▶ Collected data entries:
------------------------------------------------------------
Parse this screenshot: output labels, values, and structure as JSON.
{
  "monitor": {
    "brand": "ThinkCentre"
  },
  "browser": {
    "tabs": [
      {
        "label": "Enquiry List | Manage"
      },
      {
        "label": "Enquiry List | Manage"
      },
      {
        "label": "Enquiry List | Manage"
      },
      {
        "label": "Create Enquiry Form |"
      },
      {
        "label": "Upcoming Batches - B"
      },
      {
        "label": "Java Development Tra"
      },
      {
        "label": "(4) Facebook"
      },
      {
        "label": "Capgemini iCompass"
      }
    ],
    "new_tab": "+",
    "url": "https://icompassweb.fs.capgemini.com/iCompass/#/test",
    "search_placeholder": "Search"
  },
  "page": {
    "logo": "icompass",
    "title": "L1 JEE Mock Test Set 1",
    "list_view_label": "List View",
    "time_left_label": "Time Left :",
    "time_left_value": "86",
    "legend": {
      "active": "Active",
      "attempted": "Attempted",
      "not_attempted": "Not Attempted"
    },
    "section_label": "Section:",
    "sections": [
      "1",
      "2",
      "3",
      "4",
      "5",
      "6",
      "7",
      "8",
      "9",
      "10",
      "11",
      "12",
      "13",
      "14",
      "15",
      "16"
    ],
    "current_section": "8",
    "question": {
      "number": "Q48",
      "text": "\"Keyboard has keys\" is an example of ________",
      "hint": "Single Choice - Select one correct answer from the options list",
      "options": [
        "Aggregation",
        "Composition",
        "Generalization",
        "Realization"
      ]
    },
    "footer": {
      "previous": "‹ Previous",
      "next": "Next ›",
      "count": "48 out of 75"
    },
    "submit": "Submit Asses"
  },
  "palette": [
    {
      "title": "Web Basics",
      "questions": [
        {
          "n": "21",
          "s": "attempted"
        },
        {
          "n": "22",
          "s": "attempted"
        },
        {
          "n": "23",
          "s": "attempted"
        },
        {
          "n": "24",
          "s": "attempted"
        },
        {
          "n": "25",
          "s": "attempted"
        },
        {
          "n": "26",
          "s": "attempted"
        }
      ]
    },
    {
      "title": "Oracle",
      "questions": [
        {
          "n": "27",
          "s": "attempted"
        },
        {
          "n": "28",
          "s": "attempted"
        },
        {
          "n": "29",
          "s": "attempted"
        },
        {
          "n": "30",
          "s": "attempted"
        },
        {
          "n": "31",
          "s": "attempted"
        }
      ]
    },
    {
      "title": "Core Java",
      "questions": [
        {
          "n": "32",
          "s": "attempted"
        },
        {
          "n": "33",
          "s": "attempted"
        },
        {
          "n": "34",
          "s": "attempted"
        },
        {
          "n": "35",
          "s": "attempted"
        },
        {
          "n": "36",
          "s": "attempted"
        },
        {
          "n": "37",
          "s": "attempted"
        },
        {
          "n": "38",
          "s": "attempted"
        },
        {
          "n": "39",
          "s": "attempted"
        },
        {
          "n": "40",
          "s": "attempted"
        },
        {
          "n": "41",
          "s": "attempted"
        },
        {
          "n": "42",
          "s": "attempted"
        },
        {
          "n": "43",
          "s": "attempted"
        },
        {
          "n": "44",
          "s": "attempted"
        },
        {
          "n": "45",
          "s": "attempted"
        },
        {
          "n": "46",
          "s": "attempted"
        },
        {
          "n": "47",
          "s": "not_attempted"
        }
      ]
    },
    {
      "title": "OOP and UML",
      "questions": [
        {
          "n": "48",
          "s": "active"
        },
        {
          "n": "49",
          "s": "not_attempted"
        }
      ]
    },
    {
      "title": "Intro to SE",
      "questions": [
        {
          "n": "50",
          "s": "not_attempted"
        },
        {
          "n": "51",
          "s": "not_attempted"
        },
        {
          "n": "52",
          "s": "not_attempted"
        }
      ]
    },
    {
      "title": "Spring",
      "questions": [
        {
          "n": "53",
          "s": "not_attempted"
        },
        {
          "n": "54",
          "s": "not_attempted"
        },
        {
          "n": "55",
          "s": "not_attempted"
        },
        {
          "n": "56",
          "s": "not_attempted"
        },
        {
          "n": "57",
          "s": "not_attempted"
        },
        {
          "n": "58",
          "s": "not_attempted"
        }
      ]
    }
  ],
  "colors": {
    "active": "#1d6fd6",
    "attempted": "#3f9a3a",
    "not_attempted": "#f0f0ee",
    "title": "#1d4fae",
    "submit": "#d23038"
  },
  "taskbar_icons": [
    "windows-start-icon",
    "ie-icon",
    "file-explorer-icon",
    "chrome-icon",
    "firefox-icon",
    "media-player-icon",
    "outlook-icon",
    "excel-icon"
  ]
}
------------------------------------------------------------
▶ TASK STATEMENT: Repeat the listing exactly, from its first line to its last.

▶ THE REPLY:
Parse this screenshot: output labels, values, and structure as JSON.
{
  "monitor": {
    "brand": "ThinkCentre"
  },
  "browser": {
    "tabs": [
      {
        "label": "Enquiry List | Manage"
      },
      {
        "label": "Enquiry List | Manage"
      },
      {
        "label": "Enquiry List | Manage"
      },
      {
        "label": "Create Enquiry Form |"
      },
      {
        "label": "Upcoming Batches - B"
      },
      {
        "label": "Java Development Tra"
      },
      {
        "label": "(4) Facebook"
      },
      {
        "label": "Capgemini iCompass"
      }
    ],
    "new_tab": "+",
    "url": "https://icompassweb.fs.capgemini.com/iCompass/#/test",
    "search_placeholder": "Search"
  },
  "page": {
    "logo": "icompass",
    "title": "L1 JEE Mock Test Set 1",
    "list_view_label": "List View",
    "time_left_label": "Time Left :",
    "time_left_value": "86",
    "legend": {
      "active": "Active",
      "attempted": "Attempted",
      "not_attempted": "Not Attempted"
    },
    "section_label": "Section:",
    "sections": [
      "1",
      "2",
      "3",
      "4",
      "5",
      "6",
      "7",
      "8",
      "9",
      "10",
      "11",
      "12",
      "13",
      "14",
      "15",
      "16"
    ],
    "current_section": "8",
    "question": {
      "number": "Q48",
      "text": "\"Keyboard has keys\" is an example of ________",
      "hint": "Single Choice - Select one correct answer from the options list",
      "options": [
        "Aggregation",
        "Composition",
        "Generalization",
        "Realization"
      ]
    },
    "footer": {
      "previous": "‹ Previous",
      "next": "Next ›",
      "count": "48 out of 75"
    },
    "submit": "Submit Asses"
  },
  "palette": [
    {
      "title": "Web Basics",
      "questions": [
        {
          "n": "21",
          "s": "attempted"
        },
        {
          "n": "22",
          "s": "attempted"
        },
        {
          "n": "23",
          "s": "attempted"
        },
        {
          "n": "24",
          "s": "attempted"
        },
        {
          "n": "25",
          "s": "attempted"
        },
        {
          "n": "26",
          "s": "attempted"
        }
      ]
    },
    {
      "title": "Oracle",
      "questions": [
        {
          "n": "27",
          "s": "attempted"
        },
        {
          "n": "28",
          "s": "attempted"
        },
        {
          "n": "29",
          "s": "attempted"
        },
        {
          "n": "30",
          "s": "attempted"
        },
        {
          "n": "31",
          "s": "attempted"
        }
      ]
    },
    {
      "title": "Core Java",
      "questions": [
        {
          "n": "32",
          "s": "attempted"
        },
        {
          "n": "33",
          "s": "attempted"
        },
        {
          "n": "34",
          "s": "attempted"
        },
        {
          "n": "35",
          "s": "attempted"
        },
        {
          "n": "36",
          "s": "attempted"
        },
        {
          "n": "37",
          "s": "attempted"
        },
        {
          "n": "38",
          "s": "attempted"
        },
        {
          "n": "39",
          "s": "attempted"
        },
        {
          "n": "40",
          "s": "attempted"
        },
        {
          "n": "41",
          "s": "attempted"
        },
        {
          "n": "42",
          "s": "attempted"
        },
        {
          "n": "43",
          "s": "attempted"
        },
        {
          "n": "44",
          "s": "attempted"
        },
        {
          "n": "45",
          "s": "attempted"
        },
        {
          "n": "46",
          "s": "attempted"
        },
        {
          "n": "47",
          "s": "not_attempted"
        }
      ]
    },
    {
      "title": "OOP and UML",
      "questions": [
        {
          "n": "48",
          "s": "active"
        },
        {
          "n": "49",
          "s": "not_attempted"
        }
      ]
    },
    {
      "title": "Intro to SE",
      "questions": [
        {
          "n": "50",
          "s": "not_attempted"
        },
        {
          "n": "51",
          "s": "not_attempted"
        },
        {
          "n": "52",
          "s": "not_attempted"
        }
      ]
    },
    {
      "title": "Spring",
      "questions": [
        {
          "n": "53",
          "s": "not_attempted"
        },
        {
          "n": "54",
          "s": "not_attempted"
        },
        {
          "n": "55",
          "s": "not_attempted"
        },
        {
          "n": "56",
          "s": "not_attempted"
        },
        {
          "n": "57",
          "s": "not_attempted"
        },
        {
          "n": "58",
          "s": "not_attempted"
        }
      ]
    }
  ],
  "colors": {
    "active": "#1d6fd6",
    "attempted": "#3f9a3a",
    "not_attempted": "#f0f0ee",
    "title": "#1d4fae",
    "submit": "#d23038"
  },
  "taskbar_icons": [
    "windows-start-icon",
    "ie-icon",
    "file-explorer-icon",
    "chrome-icon",
    "firefox-icon",
    "media-player-icon",
    "outlook-icon",
    "excel-icon"
  ]
}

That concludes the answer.